- [TASK INSTRUCTIONS]: Retype the full set of records. Keep every character identical.

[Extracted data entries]
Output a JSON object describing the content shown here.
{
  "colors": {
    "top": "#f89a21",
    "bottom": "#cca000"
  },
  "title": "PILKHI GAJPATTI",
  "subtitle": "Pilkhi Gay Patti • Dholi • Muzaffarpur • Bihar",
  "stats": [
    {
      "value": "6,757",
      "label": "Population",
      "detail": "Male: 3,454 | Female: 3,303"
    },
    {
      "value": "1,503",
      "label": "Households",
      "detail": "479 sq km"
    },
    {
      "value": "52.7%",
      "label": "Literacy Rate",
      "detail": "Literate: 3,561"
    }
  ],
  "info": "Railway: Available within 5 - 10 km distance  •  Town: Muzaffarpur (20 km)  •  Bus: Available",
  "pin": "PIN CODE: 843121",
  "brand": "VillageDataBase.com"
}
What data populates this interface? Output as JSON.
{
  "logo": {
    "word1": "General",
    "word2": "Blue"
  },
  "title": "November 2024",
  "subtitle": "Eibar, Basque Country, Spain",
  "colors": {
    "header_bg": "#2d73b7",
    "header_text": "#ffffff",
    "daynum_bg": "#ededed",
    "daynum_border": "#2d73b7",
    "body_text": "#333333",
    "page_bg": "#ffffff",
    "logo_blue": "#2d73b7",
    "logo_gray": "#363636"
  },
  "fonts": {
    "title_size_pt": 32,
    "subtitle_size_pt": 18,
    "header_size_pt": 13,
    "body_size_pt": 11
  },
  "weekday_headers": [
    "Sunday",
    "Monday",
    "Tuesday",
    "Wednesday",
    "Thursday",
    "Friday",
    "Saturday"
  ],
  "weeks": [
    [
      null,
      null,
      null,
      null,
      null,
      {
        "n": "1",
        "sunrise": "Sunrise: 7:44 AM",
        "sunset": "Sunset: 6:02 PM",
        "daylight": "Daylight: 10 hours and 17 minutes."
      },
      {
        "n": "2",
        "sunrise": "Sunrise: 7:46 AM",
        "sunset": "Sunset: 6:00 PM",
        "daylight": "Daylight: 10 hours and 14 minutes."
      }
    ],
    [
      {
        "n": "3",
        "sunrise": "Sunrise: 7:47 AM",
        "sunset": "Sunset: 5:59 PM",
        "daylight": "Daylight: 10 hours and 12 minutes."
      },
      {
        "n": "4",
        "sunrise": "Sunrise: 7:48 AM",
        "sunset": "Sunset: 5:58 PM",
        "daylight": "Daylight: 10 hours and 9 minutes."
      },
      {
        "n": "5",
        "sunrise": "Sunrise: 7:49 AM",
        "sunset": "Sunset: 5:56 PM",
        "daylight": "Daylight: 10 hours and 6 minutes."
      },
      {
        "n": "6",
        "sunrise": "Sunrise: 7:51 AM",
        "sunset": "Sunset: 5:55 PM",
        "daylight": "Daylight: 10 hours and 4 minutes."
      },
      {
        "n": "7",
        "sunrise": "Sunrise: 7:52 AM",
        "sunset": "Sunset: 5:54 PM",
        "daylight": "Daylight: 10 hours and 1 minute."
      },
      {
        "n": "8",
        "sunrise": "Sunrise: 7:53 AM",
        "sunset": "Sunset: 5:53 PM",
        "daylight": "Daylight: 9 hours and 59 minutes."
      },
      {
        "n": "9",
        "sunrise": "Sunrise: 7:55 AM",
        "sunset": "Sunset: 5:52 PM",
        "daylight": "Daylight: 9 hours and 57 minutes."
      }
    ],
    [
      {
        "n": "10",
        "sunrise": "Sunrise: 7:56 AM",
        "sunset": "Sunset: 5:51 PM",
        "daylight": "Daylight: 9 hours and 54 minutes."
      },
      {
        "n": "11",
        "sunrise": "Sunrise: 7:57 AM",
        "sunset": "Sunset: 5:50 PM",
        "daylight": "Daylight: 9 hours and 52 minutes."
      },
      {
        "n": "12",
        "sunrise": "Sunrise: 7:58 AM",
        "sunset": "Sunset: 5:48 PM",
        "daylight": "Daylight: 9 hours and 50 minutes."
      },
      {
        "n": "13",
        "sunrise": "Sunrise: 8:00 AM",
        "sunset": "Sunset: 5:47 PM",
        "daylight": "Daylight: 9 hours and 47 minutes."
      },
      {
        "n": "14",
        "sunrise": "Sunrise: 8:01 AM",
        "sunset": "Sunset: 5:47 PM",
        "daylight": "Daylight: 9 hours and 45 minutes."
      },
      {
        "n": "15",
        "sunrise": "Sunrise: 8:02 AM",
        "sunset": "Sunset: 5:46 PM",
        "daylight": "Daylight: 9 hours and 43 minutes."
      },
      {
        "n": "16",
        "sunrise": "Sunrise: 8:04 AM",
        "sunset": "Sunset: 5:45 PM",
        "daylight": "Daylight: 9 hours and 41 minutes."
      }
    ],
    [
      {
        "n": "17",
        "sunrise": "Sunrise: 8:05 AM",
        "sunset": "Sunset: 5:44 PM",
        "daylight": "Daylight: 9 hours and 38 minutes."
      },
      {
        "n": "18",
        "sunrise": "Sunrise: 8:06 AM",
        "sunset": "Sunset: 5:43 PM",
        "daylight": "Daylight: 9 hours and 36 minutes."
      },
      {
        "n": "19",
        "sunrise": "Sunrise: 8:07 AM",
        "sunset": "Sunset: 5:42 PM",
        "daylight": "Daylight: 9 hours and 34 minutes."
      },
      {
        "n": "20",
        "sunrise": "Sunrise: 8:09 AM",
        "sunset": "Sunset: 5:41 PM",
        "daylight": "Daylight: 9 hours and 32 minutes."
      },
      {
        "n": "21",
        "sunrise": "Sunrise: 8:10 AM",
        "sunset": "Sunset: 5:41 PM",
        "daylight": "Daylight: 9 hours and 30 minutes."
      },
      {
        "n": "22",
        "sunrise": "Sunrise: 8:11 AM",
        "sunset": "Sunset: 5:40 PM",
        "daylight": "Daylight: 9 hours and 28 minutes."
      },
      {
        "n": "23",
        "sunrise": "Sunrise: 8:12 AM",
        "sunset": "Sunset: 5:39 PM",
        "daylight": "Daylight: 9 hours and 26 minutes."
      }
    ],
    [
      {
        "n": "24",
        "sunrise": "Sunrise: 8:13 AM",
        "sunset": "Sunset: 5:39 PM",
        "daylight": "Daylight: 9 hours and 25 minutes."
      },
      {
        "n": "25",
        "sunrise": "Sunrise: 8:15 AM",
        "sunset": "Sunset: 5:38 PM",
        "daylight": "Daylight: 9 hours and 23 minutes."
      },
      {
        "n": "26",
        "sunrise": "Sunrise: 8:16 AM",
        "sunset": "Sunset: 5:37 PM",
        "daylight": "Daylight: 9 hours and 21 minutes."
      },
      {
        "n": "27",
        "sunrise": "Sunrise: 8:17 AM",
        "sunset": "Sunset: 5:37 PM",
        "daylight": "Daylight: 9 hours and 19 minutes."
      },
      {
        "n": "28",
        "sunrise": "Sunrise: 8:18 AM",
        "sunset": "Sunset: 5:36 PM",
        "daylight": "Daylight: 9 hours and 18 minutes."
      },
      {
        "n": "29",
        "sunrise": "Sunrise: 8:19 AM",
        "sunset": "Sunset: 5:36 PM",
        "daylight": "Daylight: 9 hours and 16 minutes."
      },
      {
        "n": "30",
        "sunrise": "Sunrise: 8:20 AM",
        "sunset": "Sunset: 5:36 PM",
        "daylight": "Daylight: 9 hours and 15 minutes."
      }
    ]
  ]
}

- [WORKED ANSWER]:
Output a JSON object describing the content shown here.
{
  "colors": {
    "top": "#f89a21",
    "bottom": "#cca000"
  },
  "title": "PILKHI GAJPATTI",
  "subtitle": "Pilkhi Gay Patti • Dholi • Muzaffarpur • Bihar",
  "stats": [
    {
      "value": "6,757",
      "label": "Population",
      "detail": "Male: 3,454 | Female: 3,303"
    },
    {
      "value": "1,503",
      "label": "Households",
      "detail": "479 sq km"
    },
    {
      "value": "52.7%",
      "label": "Literacy Rate",
      "detail": "Literate: 3,561"
    }
  ],
  "info": "Railway: Available within 5 - 10 km distance  •  Town: Muzaffarpur (20 km)  •  Bus: Available",
  "pin": "PIN CODE: 843121",
  "brand": "VillageDataBase.com"
}
What data populates this interface? Output as JSON.
{
  "logo": {
    "word1": "General",
    "word2": "Blue"
  },
  "title": "November 2024",
  "subtitle": "Eibar, Basque Country, Spain",
  "colors": {
    "header_bg": "#2d73b7",
    "header_text": "#ffffff",
    "daynum_bg": "#ededed",
    "daynum_border": "#2d73b7",
    "body_text": "#333333",
    "page_bg": "#ffffff",
    "logo_blue": "#2d73b7",
    "logo_gray": "#363636"
  },
  "fonts": {
    "title_size_pt": 32,
    "subtitle_size_pt": 18,
    "header_size_pt": 13,
    "body_size_pt": 11
  },
  "weekday_headers": [
    "Sunday",
    "Monday",
    "Tuesday",
    "Wednesday",
    "Thursday",
    "Friday",
    "Saturday"
  ],
  "weeks": [
    [
      null,
      null,
      null,
      null,
      null,
      {
        "n": "1",
        "sunrise": "Sunrise: 7:44 AM",
        "sunset": "Sunset: 6:02 PM",
        "daylight": "Daylight: 10 hours and 17 minutes."
      },
      {
        "n": "2",
        "sunrise": "Sunrise: 7:46 AM",
        "sunset": "Sunset: 6:00 PM",
        "daylight": "Daylight: 10 hours and 14 minutes."
      }
    ],
    [
      {
        "n": "3",
        "sunrise": "Sunrise: 7:47 AM",
        "sunset": "Sunset: 5:59 PM",
        "daylight": "Daylight: 10 hours and 12 minutes."
      },
      {
        "n": "4",
        "sunrise": "Sunrise: 7:48 AM",
        "sunset": "Sunset: 5:58 PM",
        "daylight": "Daylight: 10 hours and 9 minutes."
      },
      {
        "n": "5",
        "sunrise": "Sunrise: 7:49 AM",
        "sunset": "Sunset: 5:56 PM",
        "daylight": "Daylight: 10 hours and 6 minutes."
      },
      {
        "n": "6",
        "sunrise": "Sunrise: 7:51 AM",
        "sunset": "Sunset: 5:55 PM",
        "daylight": "Daylight: 10 hours and 4 minutes."
      },
      {
        "n": "7",
        "sunrise": "Sunrise: 7:52 AM",
        "sunset": "Sunset: 5:54 PM",
        "daylight": "Daylight: 10 hours and 1 minute."
      },
      {
        "n": "8",
        "sunrise": "Sunrise: 7:53 AM",
        "sunset": "Sunset: 5:53 PM",
        "daylight": "Daylight: 9 hours and 59 minutes."
      },
      {
        "n": "9",
        "sunrise": "Sunrise: 7:55 AM",
        "sunset": "Sunset: 5:52 PM",
        "daylight": "Daylight: 9 hours and 57 minutes."
      }
    ],
    [
      {
        "n": "10",
        "sunrise": "Sunrise: 7:56 AM",
        "sunset": "Sunset: 5:51 PM",
        "daylight": "Daylight: 9 hours and 54 minutes."
      },
      {
        "n": "11",
        "sunrise": "Sunrise: 7:57 AM",
        "sunset": "Sunset: 5:50 PM",
        "daylight": "Daylight: 9 hours and 52 minutes."
      },
      {
        "n": "12",
        "sunrise": "Sunrise: 7:58 AM",
        "sunset": "Sunset: 5:48 PM",
        "daylight": "Daylight: 9 hours and 50 minutes."
      },
      {
        "n": "13",
        "sunrise": "Sunrise: 8:00 AM",
        "sunset": "Sunset: 5:47 PM",
        "daylight": "Daylight: 9 hours and 47 minutes."
      },
      {
        "n": "14",
        "sunrise": "Sunrise: 8:01 AM",
        "sunset": "Sunset: 5:47 PM",
        "daylight": "Daylight: 9 hours and 45 minutes."
      },
      {
        "n": "15",
        "sunrise": "Sunrise: 8:02 AM",
        "sunset": "Sunset: 5:46 PM",
        "daylight": "Daylight: 9 hours and 43 minutes."
      },
      {
        "n": "16",
        "sunrise": "Sunrise: 8:04 AM",
        "sunset": "Sunset: 5:45 PM",
        "daylight": "Daylight: 9 hours and 41 minutes."
      }
    ],
    [
      {
        "n": "17",
        "sunrise": "Sunrise: 8:05 AM",
        "sunset": "Sunset: 5:44 PM",
        "daylight": "Daylight: 9 hours and 38 minutes."
      },
      {
        "n": "18",
        "sunrise": "Sunrise: 8:06 AM",
        "sunset": "Sunset: 5:43 PM",
        "daylight": "Daylight: 9 hours and 36 minutes."
      },
      {
        "n": "19",
        "sunrise": "Sunrise: 8:07 AM",
        "sunset": "Sunset: 5:42 PM",
        "daylight": "Daylight: 9 hours and 34 minutes."
      },
      {
        "n": "20",
        "sunrise": "Sunrise: 8:09 AM",
        "sunset": "Sunset: 5:41 PM",
        "daylight": "Daylight: 9 hours and 32 minutes."
      },
      {
        "n": "21",
        "sunrise": "Sunrise: 8:10 AM",
        "sunset": "Sunset: 5:41 PM",
        "daylight": "Daylight: 9 hours and 30 minutes."
      },
      {
        "n": "22",
        "sunrise": "Sunrise: 8:11 AM",
        "sunset": "Sunset: 5:40 PM",
        "daylight": "Daylight: 9 hours and 28 minutes."
      },
      {
        "n": "23",
        "sunrise": "Sunrise: 8:12 AM",
        "sunset": "Sunset: 5:39 PM",
        "daylight": "Daylight: 9 hours and 26 minutes."
      }
    ],
    [
      {
        "n": "24",
        "sunrise": "Sunrise: 8:13 AM",
        "sunset": "Sunset: 5:39 PM",
        "daylight": "Daylight: 9 hours and 25 minutes."
      },
      {
        "n": "25",
        "sunrise": "Sunrise: 8:15 AM",
        "sunset": "Sunset: 5:38 PM",
        "daylight": "Daylight: 9 hours and 23 minutes."
      },
      {
        "n": "26",
        "sunrise": "Sunrise: 8:16 AM",
        "sunset": "Sunset: 5:37 PM",
        "daylight": "Daylight: 9 hours and 21 minutes."
      },
      {
        "n": "27",
        "sunrise": "Sunrise: 8:17 AM",
        "sunset": "Sunset: 5:37 PM",
        "daylight": "Daylight: 9 hours and 19 minutes."
      },
      {
        "n": "28",
        "sunrise": "Sunrise: 8:18 AM",
        "sunset": "Sunset: 5:36 PM",
        "daylight": "Daylight: 9 hours and 18 minutes."
      },
      {
        "n": "29",
        "sunrise": "Sunrise: 8:19 AM",
        "sunset": "Sunset: 5:36 PM",
        "daylight": "Daylight: 9 hours and 16 minutes."
      },
      {
        "n": "30",
        "sunrise": "Sunrise: 8:20 AM",
        "sunset": "Sunset: 5:36 PM",
        "daylight": "Daylight: 9 hours and 15 minutes."
      }
    ]
  ]
}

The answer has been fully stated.